Short task: Beginning with the line containing "Give me the" and ending with the last line of the records, set down every line exactly.

Dataset records:

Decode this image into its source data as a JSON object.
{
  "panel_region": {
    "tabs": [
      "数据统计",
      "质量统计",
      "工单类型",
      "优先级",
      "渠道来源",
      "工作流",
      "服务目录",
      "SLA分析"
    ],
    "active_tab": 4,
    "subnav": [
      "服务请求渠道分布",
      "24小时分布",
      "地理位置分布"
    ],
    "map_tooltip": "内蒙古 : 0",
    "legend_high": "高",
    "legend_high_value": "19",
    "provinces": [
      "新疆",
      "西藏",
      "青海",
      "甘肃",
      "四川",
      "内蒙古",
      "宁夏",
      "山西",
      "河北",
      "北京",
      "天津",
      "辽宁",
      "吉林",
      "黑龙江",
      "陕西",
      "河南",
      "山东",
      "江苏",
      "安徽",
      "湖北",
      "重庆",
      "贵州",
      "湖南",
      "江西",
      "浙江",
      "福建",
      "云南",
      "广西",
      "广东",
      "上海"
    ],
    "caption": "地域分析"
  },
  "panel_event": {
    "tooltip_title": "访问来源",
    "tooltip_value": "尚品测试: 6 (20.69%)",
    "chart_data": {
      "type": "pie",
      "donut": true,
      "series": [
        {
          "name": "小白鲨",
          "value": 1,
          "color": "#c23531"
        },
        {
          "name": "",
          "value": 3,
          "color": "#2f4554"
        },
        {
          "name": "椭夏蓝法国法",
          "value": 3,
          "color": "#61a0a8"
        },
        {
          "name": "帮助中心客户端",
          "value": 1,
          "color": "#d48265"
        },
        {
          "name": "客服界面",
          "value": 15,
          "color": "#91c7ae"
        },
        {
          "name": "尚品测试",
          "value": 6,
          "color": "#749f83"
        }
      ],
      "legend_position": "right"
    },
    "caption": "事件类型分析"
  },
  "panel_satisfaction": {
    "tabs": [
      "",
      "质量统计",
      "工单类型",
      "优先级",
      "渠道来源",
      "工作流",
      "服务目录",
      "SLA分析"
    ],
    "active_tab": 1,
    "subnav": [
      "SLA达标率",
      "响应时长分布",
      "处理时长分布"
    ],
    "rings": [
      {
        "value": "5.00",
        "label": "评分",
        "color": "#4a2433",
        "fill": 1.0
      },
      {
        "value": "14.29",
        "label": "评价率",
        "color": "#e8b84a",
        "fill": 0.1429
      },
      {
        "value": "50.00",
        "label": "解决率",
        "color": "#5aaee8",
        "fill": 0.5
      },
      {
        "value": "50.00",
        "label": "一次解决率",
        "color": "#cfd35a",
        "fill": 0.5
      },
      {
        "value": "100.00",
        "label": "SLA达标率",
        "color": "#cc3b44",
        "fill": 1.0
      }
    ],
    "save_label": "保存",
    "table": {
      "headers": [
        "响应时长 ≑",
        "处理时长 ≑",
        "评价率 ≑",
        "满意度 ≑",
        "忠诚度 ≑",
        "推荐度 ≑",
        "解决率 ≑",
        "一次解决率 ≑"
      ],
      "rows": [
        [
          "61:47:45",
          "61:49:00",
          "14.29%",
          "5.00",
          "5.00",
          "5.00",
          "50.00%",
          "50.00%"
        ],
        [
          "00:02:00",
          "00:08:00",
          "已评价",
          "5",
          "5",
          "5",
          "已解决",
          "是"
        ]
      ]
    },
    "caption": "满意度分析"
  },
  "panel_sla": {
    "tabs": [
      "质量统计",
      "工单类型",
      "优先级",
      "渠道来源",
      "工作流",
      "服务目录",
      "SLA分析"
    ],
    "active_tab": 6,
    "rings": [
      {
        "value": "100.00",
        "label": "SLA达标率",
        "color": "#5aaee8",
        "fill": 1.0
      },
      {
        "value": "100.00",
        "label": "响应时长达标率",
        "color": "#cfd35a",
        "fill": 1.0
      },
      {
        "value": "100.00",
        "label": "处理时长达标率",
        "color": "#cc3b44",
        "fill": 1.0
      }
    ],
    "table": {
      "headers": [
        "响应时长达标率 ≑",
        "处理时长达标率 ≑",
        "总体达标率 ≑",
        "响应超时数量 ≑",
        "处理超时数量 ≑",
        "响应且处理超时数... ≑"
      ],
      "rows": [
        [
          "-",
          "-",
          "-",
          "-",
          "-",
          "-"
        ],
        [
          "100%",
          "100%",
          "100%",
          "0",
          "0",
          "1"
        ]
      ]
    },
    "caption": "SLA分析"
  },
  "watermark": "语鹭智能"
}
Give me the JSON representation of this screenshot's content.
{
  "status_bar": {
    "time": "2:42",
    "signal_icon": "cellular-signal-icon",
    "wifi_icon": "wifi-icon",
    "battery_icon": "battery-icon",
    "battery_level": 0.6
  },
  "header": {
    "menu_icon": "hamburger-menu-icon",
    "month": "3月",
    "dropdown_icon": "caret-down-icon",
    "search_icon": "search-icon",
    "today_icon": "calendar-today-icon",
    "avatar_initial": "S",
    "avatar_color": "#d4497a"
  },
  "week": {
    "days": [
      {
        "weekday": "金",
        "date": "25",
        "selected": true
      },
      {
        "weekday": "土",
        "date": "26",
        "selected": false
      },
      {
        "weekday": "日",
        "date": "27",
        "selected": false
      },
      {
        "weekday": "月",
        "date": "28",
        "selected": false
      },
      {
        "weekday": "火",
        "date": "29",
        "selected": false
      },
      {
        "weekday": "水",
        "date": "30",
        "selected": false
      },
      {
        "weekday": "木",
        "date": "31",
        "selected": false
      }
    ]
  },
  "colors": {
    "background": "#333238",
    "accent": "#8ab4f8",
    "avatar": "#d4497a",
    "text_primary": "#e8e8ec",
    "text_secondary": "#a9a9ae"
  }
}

Reply to the task:
Give me the JSON representation of this screenshot's content.
{
  "status_bar": {
    "time": "2:42",
    "signal_icon": "cellular-signal-icon",
    "wifi_icon": "wifi-icon",
    "battery_icon": "battery-icon",
    "battery_level": 0.6
  },
  "header": {
    "menu_icon": "hamburger-menu-icon",
    "month": "3月",
    "dropdown_icon": "caret-down-icon",
    "search_icon": "search-icon",
    "today_icon": "calendar-today-icon",
    "avatar_initial": "S",
    "avatar_color": "#d4497a"
  },
  "week": {
    "days": [
      {
        "weekday": "金",
        "date": "25",
        "selected": true
      },
      {
        "weekday": "土",
        "date": "26",
        "selected": false
      },
      {
        "weekday": "日",
        "date": "27",
        "selected": false
      },
      {
        "weekday": "月",
        "date": "28",
        "selected": false
      },
      {
        "weekday": "火",
        "date": "29",
        "selected": false
      },
      {
        "weekday": "水",
        "date": "30",
        "selected": false
      },
      {
        "weekday": "木",
        "date": "31",
        "selected": false
      }
    ]
  },
  "colors": {
    "background": "#333238",
    "accent": "#8ab4f8",
    "avatar": "#d4497a",
    "text_primary": "#e8e8ec",
    "text_secondary": "#a9a9ae"
  }
}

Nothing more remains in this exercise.